__Task to carry out__: Repeat all the material exactly; pictures stay out of your copy.

__Data to use__:
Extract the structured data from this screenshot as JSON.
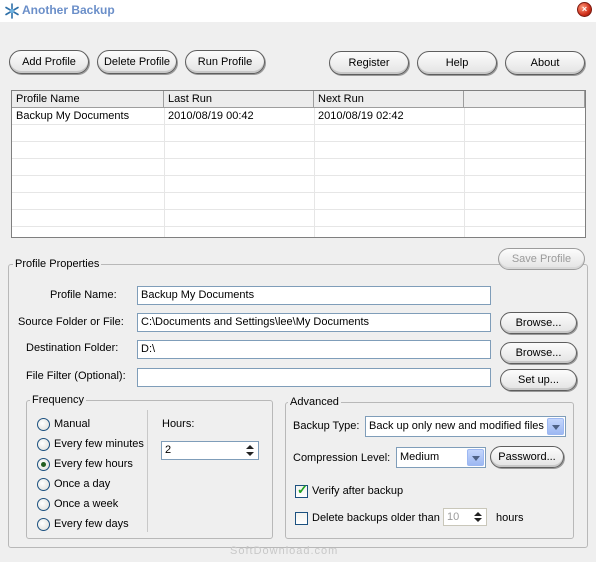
{
  "window": {
    "title": "Another Backup",
    "close_glyph": "×"
  },
  "toolbar": {
    "add_profile": "Add Profile",
    "delete_profile": "Delete Profile",
    "run_profile": "Run Profile",
    "register": "Register",
    "help": "Help",
    "about": "About"
  },
  "profiles_table": {
    "columns": [
      "Profile Name",
      "Last Run",
      "Next Run"
    ],
    "rows": [
      [
        "Backup My Documents",
        "2010/08/19 00:42",
        "2010/08/19 02:42"
      ]
    ]
  },
  "properties": {
    "group_title": "Profile Properties",
    "save_profile": "Save Profile",
    "profile_name_label": "Profile Name:",
    "profile_name_value": "Backup My Documents",
    "source_label": "Source Folder or File:",
    "source_value": "C:\\Documents and Settings\\lee\\My Documents",
    "browse_label": "Browse...",
    "destination_label": "Destination Folder:",
    "destination_value": "D:\\",
    "filter_label": "File Filter (Optional):",
    "filter_value": "",
    "setup_label": "Set up..."
  },
  "frequency": {
    "title": "Frequency",
    "options": [
      "Manual",
      "Every few minutes",
      "Every few hours",
      "Once a day",
      "Once a week",
      "Every few days"
    ],
    "selected": "Every few hours",
    "hours_label": "Hours:",
    "hours_value": "2"
  },
  "advanced": {
    "title": "Advanced",
    "backup_type_label": "Backup Type:",
    "backup_type_value": "Back up only new and modified files",
    "compression_label": "Compression Level:",
    "compression_value": "Medium",
    "password_button": "Password...",
    "verify_label": "Verify after backup",
    "verify_checked": true,
    "delete_older_label": "Delete backups older than",
    "delete_older_checked": false,
    "delete_older_value": "10",
    "hours_unit": "hours"
  },
  "watermark": "SoftDownload.com",
  "colors": {
    "title_text": "#6b8fc9",
    "window_bg": "#efefef",
    "field_border": "#7f9db9"
  },
  "icons": {
    "app": "snowflake-icon",
    "close": "close-icon"
  }
}
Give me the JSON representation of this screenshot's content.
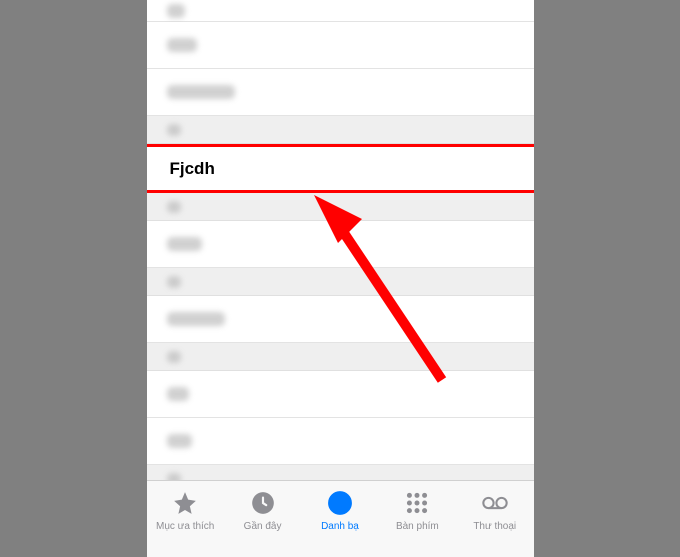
{
  "highlighted_contact": "Fjcdh",
  "tabs": {
    "favorites": "Mục ưa thích",
    "recents": "Gần đây",
    "contacts": "Danh bạ",
    "keypad": "Bàn phím",
    "voicemail": "Thư thoại"
  },
  "index_letters": [
    "Ô",
    "Ơ",
    "P"
  ]
}
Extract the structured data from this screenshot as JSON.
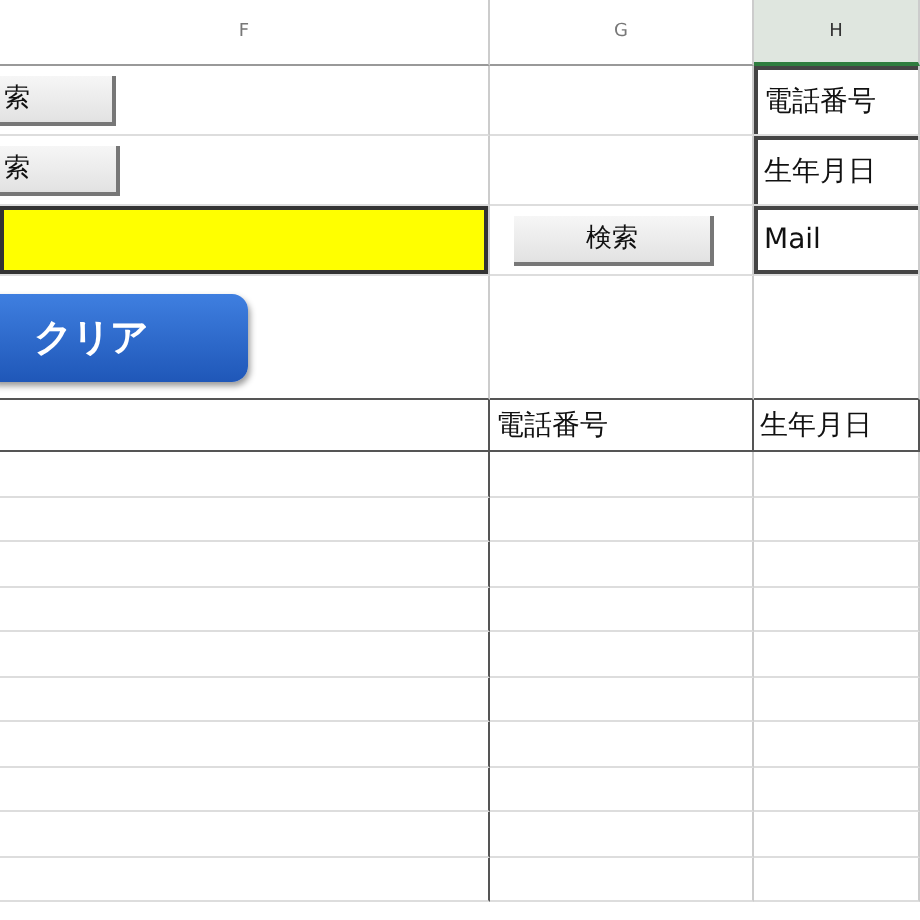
{
  "column_headers": [
    {
      "label": "F",
      "selected": false
    },
    {
      "label": "G",
      "selected": false
    },
    {
      "label": "H",
      "selected": true
    }
  ],
  "left_buttons": [
    {
      "label": "索"
    },
    {
      "label": "索"
    }
  ],
  "search_field": {
    "highlighted": true
  },
  "search_button": {
    "label": "検索"
  },
  "field_labels": [
    "電話番号",
    "生年月日",
    "Mail"
  ],
  "clear_button": {
    "label": "クリア"
  },
  "table": {
    "columns": [
      "電話番号",
      "生年月日"
    ]
  }
}
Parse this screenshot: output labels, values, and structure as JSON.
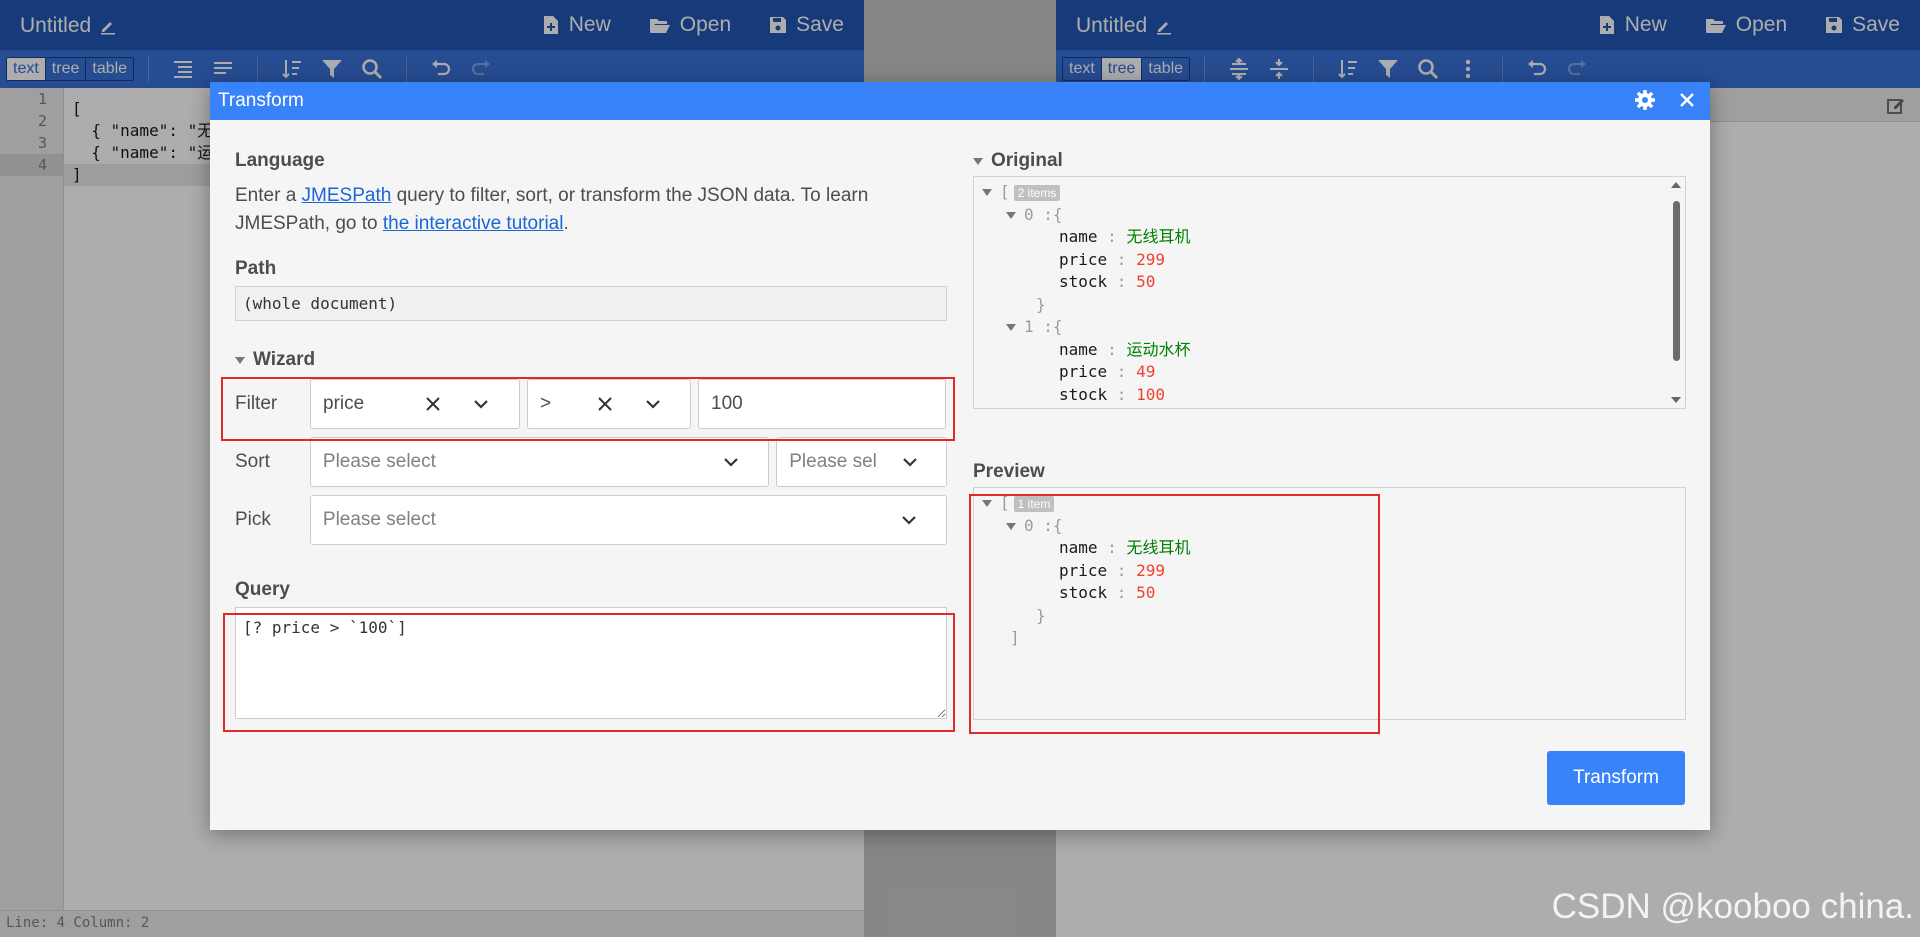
{
  "left_editor": {
    "title": "Untitled",
    "menu": {
      "new": "New",
      "open": "Open",
      "save": "Save"
    },
    "modes": [
      "text",
      "tree",
      "table"
    ],
    "line_numbers": [
      "1",
      "2",
      "3",
      "4"
    ],
    "code_lines": [
      "[",
      "  { \"name\": \"无",
      "  { \"name\": \"运",
      "]"
    ],
    "status": "Line: 4  Column: 2"
  },
  "right_editor": {
    "title": "Untitled",
    "menu": {
      "new": "New",
      "open": "Open",
      "save": "Save"
    },
    "modes": [
      "text",
      "tree",
      "table"
    ]
  },
  "modal": {
    "title": "Transform",
    "language": {
      "heading": "Language",
      "text1": "Enter a ",
      "link1": "JMESPath",
      "text2": " query to filter, sort, or transform the JSON data. To learn JMESPath, go to ",
      "link2": "the interactive tutorial",
      "text3": "."
    },
    "path": {
      "heading": "Path",
      "value": "(whole document)"
    },
    "wizard": {
      "heading": "Wizard",
      "filter": {
        "label": "Filter",
        "field": "price",
        "operator": ">",
        "value": "100"
      },
      "sort": {
        "label": "Sort",
        "field_placeholder": "Please select",
        "direction_placeholder": "Please sel"
      },
      "pick": {
        "label": "Pick",
        "placeholder": "Please select"
      }
    },
    "query": {
      "heading": "Query",
      "value": "[? price > `100`]"
    },
    "original": {
      "heading": "Original",
      "badge": "2 items",
      "items": [
        {
          "index": "0",
          "name": "无线耳机",
          "price": "299",
          "stock": "50"
        },
        {
          "index": "1",
          "name": "运动水杯",
          "price": "49",
          "stock": "100"
        }
      ]
    },
    "preview": {
      "heading": "Preview",
      "badge": "1 item",
      "items": [
        {
          "index": "0",
          "name": "无线耳机",
          "price": "299",
          "stock": "50"
        }
      ]
    },
    "keys": {
      "name": "name",
      "price": "price",
      "stock": "stock"
    },
    "transform_button": "Transform"
  },
  "watermark": "CSDN @kooboo china.",
  "colors": {
    "menubar": "#2156b4",
    "toolbar": "#3871d8",
    "modal_header": "#3883fa",
    "highlight": "#e02a2a"
  }
}
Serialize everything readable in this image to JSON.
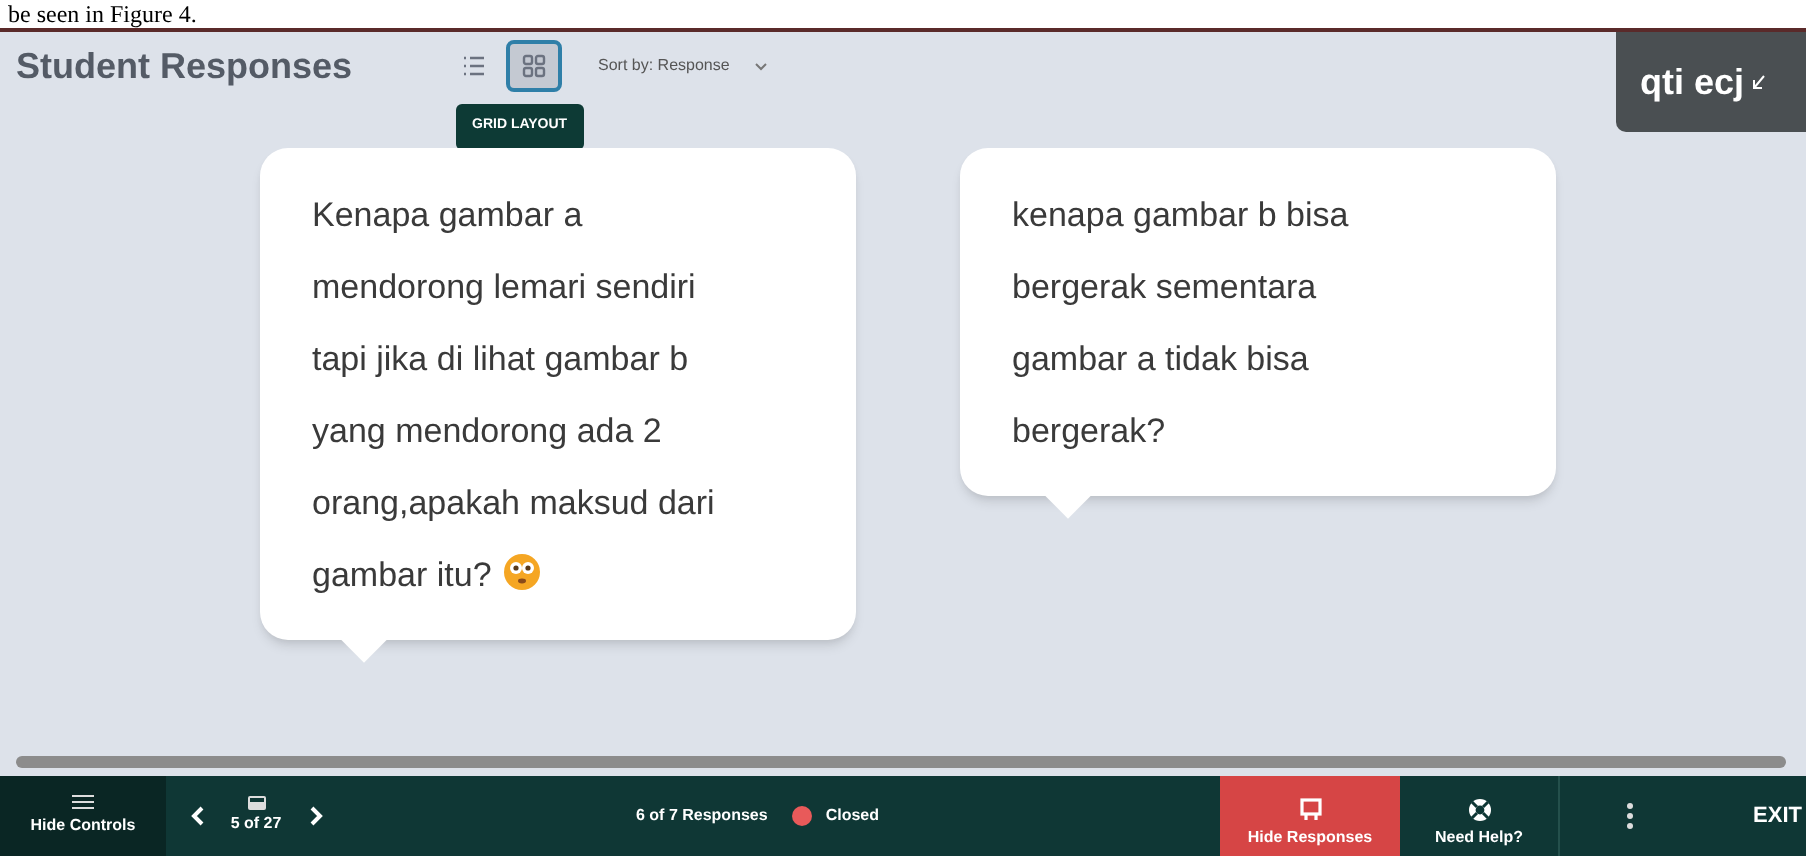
{
  "caption_fragment": "be seen in Figure 4.",
  "header": {
    "title": "Student Responses",
    "views": [
      {
        "kind": "list",
        "selected": false
      },
      {
        "kind": "grid",
        "selected": true
      }
    ],
    "sort": "Sort by: Response",
    "tooltip": "GRID LAYOUT"
  },
  "user_tab": {
    "label": "qti ecj"
  },
  "responses": [
    {
      "text": "Kenapa gambar a mendorong lemari sendiri tapi jika di lihat gambar b yang mendorong ada 2 orang,apakah maksud dari gambar itu?",
      "emoji": true
    },
    {
      "text": "kenapa gambar b bisa bergerak sementara gambar a tidak bisa bergerak?",
      "emoji": false
    }
  ],
  "bottom_bar": {
    "hide_controls": "Hide Controls",
    "slide_counter": "5 of 27",
    "response_count": "6 of 7 Responses",
    "status": {
      "label": "Closed",
      "color": "#e85a5a"
    },
    "hide_responses": "Hide Responses",
    "need_help": "Need Help?",
    "exit": "EXIT"
  }
}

__The solution__:
Extract the structured data from this screenshot as JSON.
{
  "window": {
    "title": "Another Backup",
    "close_glyph": "×"
  },
  "toolbar": {
    "add_profile": "Add Profile",
    "delete_profile": "Delete Profile",
    "run_profile": "Run Profile",
    "register": "Register",
    "help": "Help",
    "about": "About"
  },
  "profiles_table": {
    "columns": [
      "Profile Name",
      "Last Run",
      "Next Run"
    ],
    "rows": [
      [
        "Backup My Documents",
        "2010/08/19 00:42",
        "2010/08/19 02:42"
      ]
    ]
  },
  "properties": {
    "group_title": "Profile Properties",
    "save_profile": "Save Profile",
    "profile_name_label": "Profile Name:",
    "profile_name_value": "Backup My Documents",
    "source_label": "Source Folder or File:",
    "source_value": "C:\\Documents and Settings\\lee\\My Documents",
    "browse_label": "Browse...",
    "destination_label": "Destination Folder:",
    "destination_value": "D:\\",
    "filter_label": "File Filter (Optional):",
    "filter_value": "",
    "setup_label": "Set up..."
  },
  "frequency": {
    "title": "Frequency",
    "options": [
      "Manual",
      "Every few minutes",
      "Every few hours",
      "Once a day",
      "Once a week",
      "Every few days"
    ],
    "selected": "Every few hours",
    "hours_label": "Hours:",
    "hours_value": "2"
  },
  "advanced": {
    "title": "Advanced",
    "backup_type_label": "Backup Type:",
    "backup_type_value": "Back up only new and modified files",
    "compression_label": "Compression Level:",
    "compression_value": "Medium",
    "password_button": "Password...",
    "verify_label": "Verify after backup",
    "verify_checked": true,
    "delete_older_label": "Delete backups older than",
    "delete_older_checked": false,
    "delete_older_value": "10",
    "hours_unit": "hours"
  },
  "watermark": "SoftDownload.com",
  "colors": {
    "title_text": "#6b8fc9",
    "window_bg": "#efefef",
    "field_border": "#7f9db9"
  },
  "icons": {
    "app": "snowflake-icon",
    "close": "close-icon"
  }
}
Give me the JSON representation of this screenshot's content.
{
  "highlighted_contact": "Fjcdh",
  "tabs": {
    "favorites": "Mục ưa thích",
    "recents": "Gần đây",
    "contacts": "Danh bạ",
    "keypad": "Bàn phím",
    "voicemail": "Thư thoại"
  },
  "index_letters": [
    "Ô",
    "Ơ",
    "P"
  ]
}
Extract the structured data from this screenshot as JSON.
{
  "column_headers": [
    {
      "label": "F",
      "selected": false
    },
    {
      "label": "G",
      "selected": false
    },
    {
      "label": "H",
      "selected": true
    }
  ],
  "left_buttons": [
    {
      "label": "索"
    },
    {
      "label": "索"
    }
  ],
  "search_field": {
    "highlighted": true
  },
  "search_button": {
    "label": "検索"
  },
  "field_labels": [
    "電話番号",
    "生年月日",
    "Mail"
  ],
  "clear_button": {
    "label": "クリア"
  },
  "table": {
    "columns": [
      "電話番号",
      "生年月日"
    ]
  }
}
Parse this screenshot: output labels, values, and structure as JSON.
{
  "left_editor": {
    "title": "Untitled",
    "menu": {
      "new": "New",
      "open": "Open",
      "save": "Save"
    },
    "modes": [
      "text",
      "tree",
      "table"
    ],
    "line_numbers": [
      "1",
      "2",
      "3",
      "4"
    ],
    "code_lines": [
      "[",
      "  { \"name\": \"无",
      "  { \"name\": \"运",
      "]"
    ],
    "status": "Line: 4  Column: 2"
  },
  "right_editor": {
    "title": "Untitled",
    "menu": {
      "new": "New",
      "open": "Open",
      "save": "Save"
    },
    "modes": [
      "text",
      "tree",
      "table"
    ]
  },
  "modal": {
    "title": "Transform",
    "language": {
      "heading": "Language",
      "text1": "Enter a ",
      "link1": "JMESPath",
      "text2": " query to filter, sort, or transform the JSON data. To learn JMESPath, go to ",
      "link2": "the interactive tutorial",
      "text3": "."
    },
    "path": {
      "heading": "Path",
      "value": "(whole document)"
    },
    "wizard": {
      "heading": "Wizard",
      "filter": {
        "label": "Filter",
        "field": "price",
        "operator": ">",
        "value": "100"
      },
      "sort": {
        "label": "Sort",
        "field_placeholder": "Please select",
        "direction_placeholder": "Please sel"
      },
      "pick": {
        "label": "Pick",
        "placeholder": "Please select"
      }
    },
    "query": {
      "heading": "Query",
      "value": "[? price > `100`]"
    },
    "original": {
      "heading": "Original",
      "badge": "2 items",
      "items": [
        {
          "index": "0",
          "name": "无线耳机",
          "price": "299",
          "stock": "50"
        },
        {
          "index": "1",
          "name": "运动水杯",
          "price": "49",
          "stock": "100"
        }
      ]
    },
    "preview": {
      "heading": "Preview",
      "badge": "1 item",
      "items": [
        {
          "index": "0",
          "name": "无线耳机",
          "price": "299",
          "stock": "50"
        }
      ]
    },
    "keys": {
      "name": "name",
      "price": "price",
      "stock": "stock"
    },
    "transform_button": "Transform"
  },
  "watermark": "CSDN @kooboo china.",
  "colors": {
    "menubar": "#2156b4",
    "toolbar": "#3871d8",
    "modal_header": "#3883fa",
    "highlight": "#e02a2a"
  }
}
Serialize everything readable in this image to JSON.
{
  "caption_fragment": "be seen in Figure 4.",
  "header": {
    "title": "Student Responses",
    "views": [
      {
        "kind": "list",
        "selected": false
      },
      {
        "kind": "grid",
        "selected": true
      }
    ],
    "sort": "Sort by: Response",
    "tooltip": "GRID LAYOUT"
  },
  "user_tab": {
    "label": "qti ecj"
  },
  "responses": [
    {
      "text": "Kenapa gambar a mendorong lemari sendiri tapi jika di lihat gambar b yang mendorong ada 2 orang,apakah maksud dari gambar itu?",
      "emoji": true
    },
    {
      "text": "kenapa gambar b bisa bergerak sementara gambar a tidak bisa bergerak?",
      "emoji": false
    }
  ],
  "bottom_bar": {
    "hide_controls": "Hide Controls",
    "slide_counter": "5 of 27",
    "response_count": "6 of 7 Responses",
    "status": {
      "label": "Closed",
      "color": "#e85a5a"
    },
    "hide_responses": "Hide Responses",
    "need_help": "Need Help?",
    "exit": "EXIT"
  }
}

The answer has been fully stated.